# start of Material shown
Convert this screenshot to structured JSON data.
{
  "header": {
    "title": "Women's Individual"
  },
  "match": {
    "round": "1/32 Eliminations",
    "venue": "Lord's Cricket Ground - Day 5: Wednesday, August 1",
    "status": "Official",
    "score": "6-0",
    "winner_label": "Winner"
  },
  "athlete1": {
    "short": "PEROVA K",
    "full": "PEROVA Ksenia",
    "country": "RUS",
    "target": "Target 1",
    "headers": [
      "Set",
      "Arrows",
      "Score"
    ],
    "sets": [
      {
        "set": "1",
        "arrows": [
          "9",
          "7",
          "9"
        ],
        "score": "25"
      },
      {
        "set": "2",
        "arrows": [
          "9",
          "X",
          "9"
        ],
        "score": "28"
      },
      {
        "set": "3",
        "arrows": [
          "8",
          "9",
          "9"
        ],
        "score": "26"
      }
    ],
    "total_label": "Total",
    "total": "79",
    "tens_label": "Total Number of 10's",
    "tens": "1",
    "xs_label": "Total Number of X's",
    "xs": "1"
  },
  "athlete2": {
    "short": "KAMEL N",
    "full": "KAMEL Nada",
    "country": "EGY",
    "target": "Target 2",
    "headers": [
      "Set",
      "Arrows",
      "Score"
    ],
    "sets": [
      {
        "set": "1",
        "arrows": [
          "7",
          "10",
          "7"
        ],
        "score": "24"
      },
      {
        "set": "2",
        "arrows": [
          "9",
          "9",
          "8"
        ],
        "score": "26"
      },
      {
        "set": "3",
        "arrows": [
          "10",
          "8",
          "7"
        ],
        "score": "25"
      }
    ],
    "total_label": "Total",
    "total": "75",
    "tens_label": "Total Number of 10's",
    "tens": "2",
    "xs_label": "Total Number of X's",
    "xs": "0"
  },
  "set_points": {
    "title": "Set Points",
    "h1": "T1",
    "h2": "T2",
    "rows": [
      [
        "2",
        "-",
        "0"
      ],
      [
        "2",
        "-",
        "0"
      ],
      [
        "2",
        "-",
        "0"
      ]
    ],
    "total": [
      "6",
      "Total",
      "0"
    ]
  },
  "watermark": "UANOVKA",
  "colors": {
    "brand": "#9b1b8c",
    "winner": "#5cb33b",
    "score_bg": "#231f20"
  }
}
# end of Material shown
Reproduce the full listing above, character for character.

Convert this screenshot to structured JSON data.
{
  "header": {
    "title": "Women's Individual"
  },
  "match": {
    "round": "1/32 Eliminations",
    "venue": "Lord's Cricket Ground - Day 5: Wednesday, August 1",
    "status": "Official",
    "score": "6-0",
    "winner_label": "Winner"
  },
  "athlete1": {
    "short": "PEROVA K",
    "full": "PEROVA Ksenia",
    "country": "RUS",
    "target": "Target 1",
    "headers": [
      "Set",
      "Arrows",
      "Score"
    ],
    "sets": [
      {
        "set": "1",
        "arrows": [
          "9",
          "7",
          "9"
        ],
        "score": "25"
      },
      {
        "set": "2",
        "arrows": [
          "9",
          "X",
          "9"
        ],
        "score": "28"
      },
      {
        "set": "3",
        "arrows": [
          "8",
          "9",
          "9"
        ],
        "score": "26"
      }
    ],
    "total_label": "Total",
    "total": "79",
    "tens_label": "Total Number of 10's",
    "tens": "1",
    "xs_label": "Total Number of X's",
    "xs": "1"
  },
  "athlete2": {
    "short": "KAMEL N",
    "full": "KAMEL Nada",
    "country": "EGY",
    "target": "Target 2",
    "headers": [
      "Set",
      "Arrows",
      "Score"
    ],
    "sets": [
      {
        "set": "1",
        "arrows": [
          "7",
          "10",
          "7"
        ],
        "score": "24"
      },
      {
        "set": "2",
        "arrows": [
          "9",
          "9",
          "8"
        ],
        "score": "26"
      },
      {
        "set": "3",
        "arrows": [
          "10",
          "8",
          "7"
        ],
        "score": "25"
      }
    ],
    "total_label": "Total",
    "total": "75",
    "tens_label": "Total Number of 10's",
    "tens": "2",
    "xs_label": "Total Number of X's",
    "xs": "0"
  },
  "set_points": {
    "title": "Set Points",
    "h1": "T1",
    "h2": "T2",
    "rows": [
      [
        "2",
        "-",
        "0"
      ],
      [
        "2",
        "-",
        "0"
      ],
      [
        "2",
        "-",
        "0"
      ]
    ],
    "total": [
      "6",
      "Total",
      "0"
    ]
  },
  "watermark": "UANOVKA",
  "colors": {
    "brand": "#9b1b8c",
    "winner": "#5cb33b",
    "score_bg": "#231f20"
  }
}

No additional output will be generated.